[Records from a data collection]
******
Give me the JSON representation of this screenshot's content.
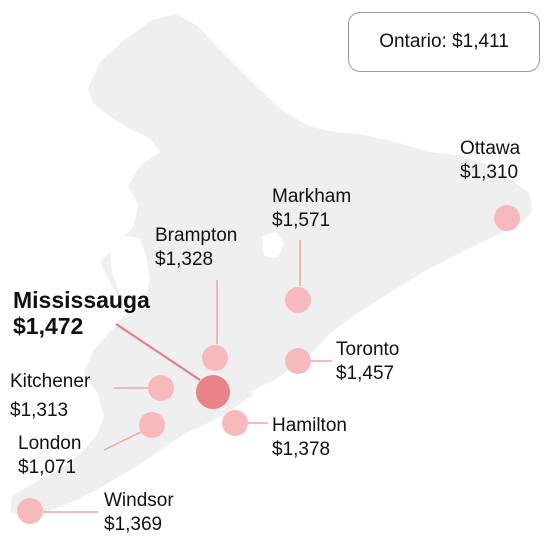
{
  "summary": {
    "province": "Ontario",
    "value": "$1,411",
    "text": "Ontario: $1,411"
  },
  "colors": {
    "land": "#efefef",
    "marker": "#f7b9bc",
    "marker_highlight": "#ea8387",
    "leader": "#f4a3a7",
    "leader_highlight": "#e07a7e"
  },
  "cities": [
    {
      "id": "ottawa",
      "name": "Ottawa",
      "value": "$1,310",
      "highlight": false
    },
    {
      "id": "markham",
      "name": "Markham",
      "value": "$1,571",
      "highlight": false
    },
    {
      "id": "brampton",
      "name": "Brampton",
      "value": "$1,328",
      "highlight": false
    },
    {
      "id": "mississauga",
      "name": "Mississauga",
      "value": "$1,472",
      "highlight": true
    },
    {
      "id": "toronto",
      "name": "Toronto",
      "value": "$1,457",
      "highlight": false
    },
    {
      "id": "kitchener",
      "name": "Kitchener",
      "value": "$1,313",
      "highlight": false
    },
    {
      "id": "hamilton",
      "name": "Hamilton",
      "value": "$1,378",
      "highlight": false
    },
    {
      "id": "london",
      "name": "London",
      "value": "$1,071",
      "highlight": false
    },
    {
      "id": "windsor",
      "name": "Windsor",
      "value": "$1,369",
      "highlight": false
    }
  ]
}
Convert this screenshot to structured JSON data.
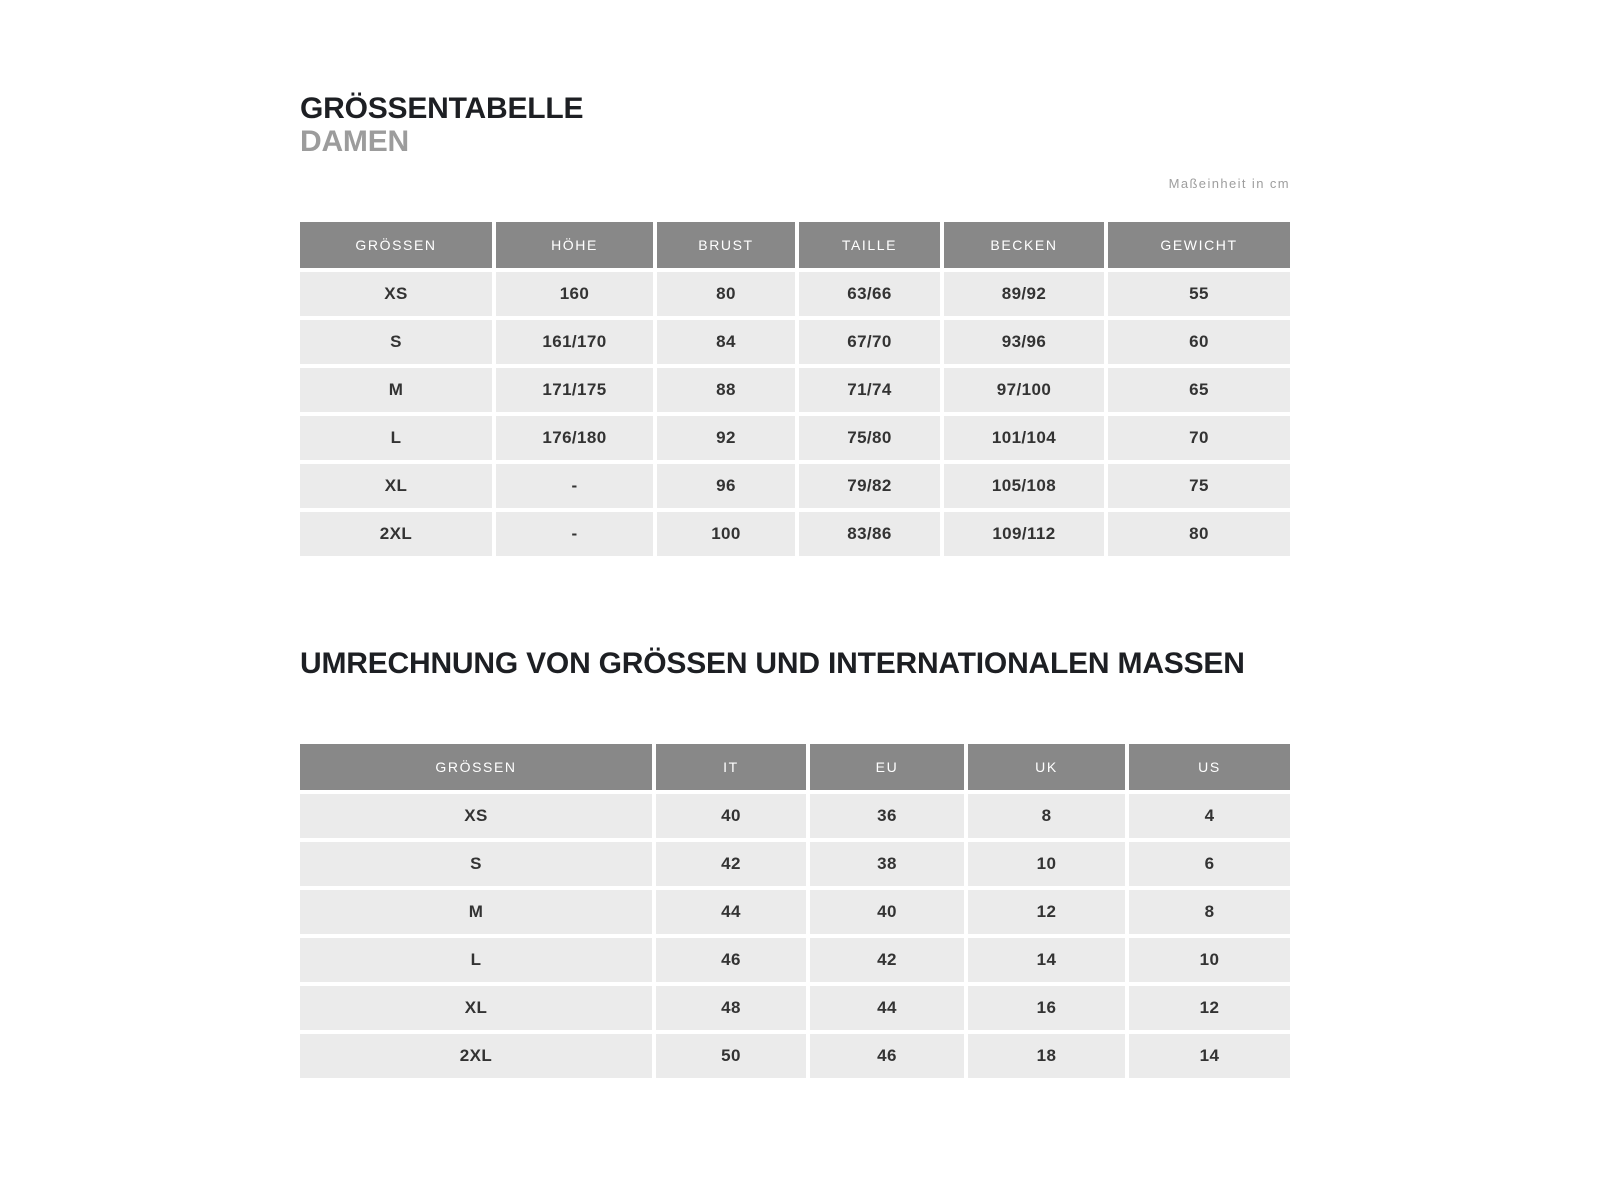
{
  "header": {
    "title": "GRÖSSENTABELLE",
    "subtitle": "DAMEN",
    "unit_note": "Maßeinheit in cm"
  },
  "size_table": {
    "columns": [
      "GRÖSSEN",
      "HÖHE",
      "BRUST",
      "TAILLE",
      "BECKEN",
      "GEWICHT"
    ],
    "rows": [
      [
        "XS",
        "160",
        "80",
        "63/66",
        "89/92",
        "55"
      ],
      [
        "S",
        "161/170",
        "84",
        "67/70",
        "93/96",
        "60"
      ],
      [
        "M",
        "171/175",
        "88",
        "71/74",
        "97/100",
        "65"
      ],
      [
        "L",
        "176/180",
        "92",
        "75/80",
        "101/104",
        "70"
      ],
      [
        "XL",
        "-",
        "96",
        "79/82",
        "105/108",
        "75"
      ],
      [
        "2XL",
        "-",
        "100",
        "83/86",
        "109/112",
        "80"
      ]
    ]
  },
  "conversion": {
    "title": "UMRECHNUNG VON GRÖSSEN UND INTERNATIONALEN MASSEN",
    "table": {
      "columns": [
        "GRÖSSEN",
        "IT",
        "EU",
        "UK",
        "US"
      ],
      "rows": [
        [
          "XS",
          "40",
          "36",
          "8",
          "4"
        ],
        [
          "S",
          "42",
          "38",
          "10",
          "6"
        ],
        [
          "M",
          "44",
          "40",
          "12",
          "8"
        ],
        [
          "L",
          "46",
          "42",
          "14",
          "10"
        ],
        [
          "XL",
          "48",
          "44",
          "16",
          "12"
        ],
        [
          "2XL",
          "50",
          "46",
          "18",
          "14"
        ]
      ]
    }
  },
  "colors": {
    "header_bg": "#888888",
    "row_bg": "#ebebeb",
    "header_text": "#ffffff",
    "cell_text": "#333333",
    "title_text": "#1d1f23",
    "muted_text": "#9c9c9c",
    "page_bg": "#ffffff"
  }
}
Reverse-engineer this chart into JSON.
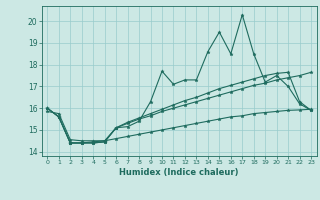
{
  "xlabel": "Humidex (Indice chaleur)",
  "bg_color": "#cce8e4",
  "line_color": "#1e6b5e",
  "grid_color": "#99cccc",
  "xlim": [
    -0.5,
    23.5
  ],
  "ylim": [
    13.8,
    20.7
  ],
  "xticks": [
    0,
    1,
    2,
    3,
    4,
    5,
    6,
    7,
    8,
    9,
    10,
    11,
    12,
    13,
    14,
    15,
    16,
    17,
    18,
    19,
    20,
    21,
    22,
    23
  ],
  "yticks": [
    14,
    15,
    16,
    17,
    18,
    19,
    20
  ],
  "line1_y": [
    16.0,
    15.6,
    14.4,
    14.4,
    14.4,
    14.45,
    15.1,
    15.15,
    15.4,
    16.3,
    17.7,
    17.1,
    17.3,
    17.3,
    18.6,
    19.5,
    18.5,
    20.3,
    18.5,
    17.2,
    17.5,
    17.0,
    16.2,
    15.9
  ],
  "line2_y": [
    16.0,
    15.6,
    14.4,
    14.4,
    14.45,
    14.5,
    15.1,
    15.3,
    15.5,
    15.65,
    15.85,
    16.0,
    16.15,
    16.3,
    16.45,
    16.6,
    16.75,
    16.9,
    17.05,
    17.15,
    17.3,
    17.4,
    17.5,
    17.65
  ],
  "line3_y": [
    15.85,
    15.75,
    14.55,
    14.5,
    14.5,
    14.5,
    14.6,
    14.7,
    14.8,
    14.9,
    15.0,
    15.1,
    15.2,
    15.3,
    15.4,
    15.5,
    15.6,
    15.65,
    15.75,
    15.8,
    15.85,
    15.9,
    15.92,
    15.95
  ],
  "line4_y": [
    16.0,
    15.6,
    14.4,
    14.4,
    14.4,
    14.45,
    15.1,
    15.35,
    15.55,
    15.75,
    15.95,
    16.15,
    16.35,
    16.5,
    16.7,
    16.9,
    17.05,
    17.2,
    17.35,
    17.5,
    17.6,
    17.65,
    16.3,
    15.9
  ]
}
******
* Problem description *
Each entry should be repeated exactly as it appears; the pictures stay out.

* Result *
Give me the JSON representation of this screenshot's content.
{
  "summary": {
    "province": "Ontario",
    "value": "$1,411",
    "text": "Ontario: $1,411"
  },
  "colors": {
    "land": "#efefef",
    "marker": "#f7b9bc",
    "marker_highlight": "#ea8387",
    "leader": "#f4a3a7",
    "leader_highlight": "#e07a7e"
  },
  "cities": [
    {
      "id": "ottawa",
      "name": "Ottawa",
      "value": "$1,310",
      "highlight": false
    },
    {
      "id": "markham",
      "name": "Markham",
      "value": "$1,571",
      "highlight": false
    },
    {
      "id": "brampton",
      "name": "Brampton",
      "value": "$1,328",
      "highlight": false
    },
    {
      "id": "mississauga",
      "name": "Mississauga",
      "value": "$1,472",
      "highlight": true
    },
    {
      "id": "toronto",
      "name": "Toronto",
      "value": "$1,457",
      "highlight": false
    },
    {
      "id": "kitchener",
      "name": "Kitchener",
      "value": "$1,313",
      "highlight": false
    },
    {
      "id": "hamilton",
      "name": "Hamilton",
      "value": "$1,378",
      "highlight": false
    },
    {
      "id": "london",
      "name": "London",
      "value": "$1,071",
      "highlight": false
    },
    {
      "id": "windsor",
      "name": "Windsor",
      "value": "$1,369",
      "highlight": false
    }
  ]
}
Convert this screenshot to structured JSON data.
{
  "header": {
    "title": "GRÖSSENTABELLE",
    "subtitle": "DAMEN",
    "unit_note": "Maßeinheit in cm"
  },
  "size_table": {
    "columns": [
      "GRÖSSEN",
      "HÖHE",
      "BRUST",
      "TAILLE",
      "BECKEN",
      "GEWICHT"
    ],
    "rows": [
      [
        "XS",
        "160",
        "80",
        "63/66",
        "89/92",
        "55"
      ],
      [
        "S",
        "161/170",
        "84",
        "67/70",
        "93/96",
        "60"
      ],
      [
        "M",
        "171/175",
        "88",
        "71/74",
        "97/100",
        "65"
      ],
      [
        "L",
        "176/180",
        "92",
        "75/80",
        "101/104",
        "70"
      ],
      [
        "XL",
        "-",
        "96",
        "79/82",
        "105/108",
        "75"
      ],
      [
        "2XL",
        "-",
        "100",
        "83/86",
        "109/112",
        "80"
      ]
    ]
  },
  "conversion": {
    "title": "UMRECHNUNG VON GRÖSSEN UND INTERNATIONALEN MASSEN",
    "table": {
      "columns": [
        "GRÖSSEN",
        "IT",
        "EU",
        "UK",
        "US"
      ],
      "rows": [
        [
          "XS",
          "40",
          "36",
          "8",
          "4"
        ],
        [
          "S",
          "42",
          "38",
          "10",
          "6"
        ],
        [
          "M",
          "44",
          "40",
          "12",
          "8"
        ],
        [
          "L",
          "46",
          "42",
          "14",
          "10"
        ],
        [
          "XL",
          "48",
          "44",
          "16",
          "12"
        ],
        [
          "2XL",
          "50",
          "46",
          "18",
          "14"
        ]
      ]
    }
  },
  "colors": {
    "header_bg": "#888888",
    "row_bg": "#ebebeb",
    "header_text": "#ffffff",
    "cell_text": "#333333",
    "title_text": "#1d1f23",
    "muted_text": "#9c9c9c",
    "page_bg": "#ffffff"
  }
}
Reverse-engineer this chart into JSON.
{
  "xlabel": "Humidex (Indice chaleur)",
  "bg_color": "#cce8e4",
  "line_color": "#1e6b5e",
  "grid_color": "#99cccc",
  "xlim": [
    -0.5,
    23.5
  ],
  "ylim": [
    13.8,
    20.7
  ],
  "xticks": [
    0,
    1,
    2,
    3,
    4,
    5,
    6,
    7,
    8,
    9,
    10,
    11,
    12,
    13,
    14,
    15,
    16,
    17,
    18,
    19,
    20,
    21,
    22,
    23
  ],
  "yticks": [
    14,
    15,
    16,
    17,
    18,
    19,
    20
  ],
  "line1_y": [
    16.0,
    15.6,
    14.4,
    14.4,
    14.4,
    14.45,
    15.1,
    15.15,
    15.4,
    16.3,
    17.7,
    17.1,
    17.3,
    17.3,
    18.6,
    19.5,
    18.5,
    20.3,
    18.5,
    17.2,
    17.5,
    17.0,
    16.2,
    15.9
  ],
  "line2_y": [
    16.0,
    15.6,
    14.4,
    14.4,
    14.45,
    14.5,
    15.1,
    15.3,
    15.5,
    15.65,
    15.85,
    16.0,
    16.15,
    16.3,
    16.45,
    16.6,
    16.75,
    16.9,
    17.05,
    17.15,
    17.3,
    17.4,
    17.5,
    17.65
  ],
  "line3_y": [
    15.85,
    15.75,
    14.55,
    14.5,
    14.5,
    14.5,
    14.6,
    14.7,
    14.8,
    14.9,
    15.0,
    15.1,
    15.2,
    15.3,
    15.4,
    15.5,
    15.6,
    15.65,
    15.75,
    15.8,
    15.85,
    15.9,
    15.92,
    15.95
  ],
  "line4_y": [
    16.0,
    15.6,
    14.4,
    14.4,
    14.4,
    14.45,
    15.1,
    15.35,
    15.55,
    15.75,
    15.95,
    16.15,
    16.35,
    16.5,
    16.7,
    16.9,
    17.05,
    17.2,
    17.35,
    17.5,
    17.6,
    17.65,
    16.3,
    15.9
  ]
}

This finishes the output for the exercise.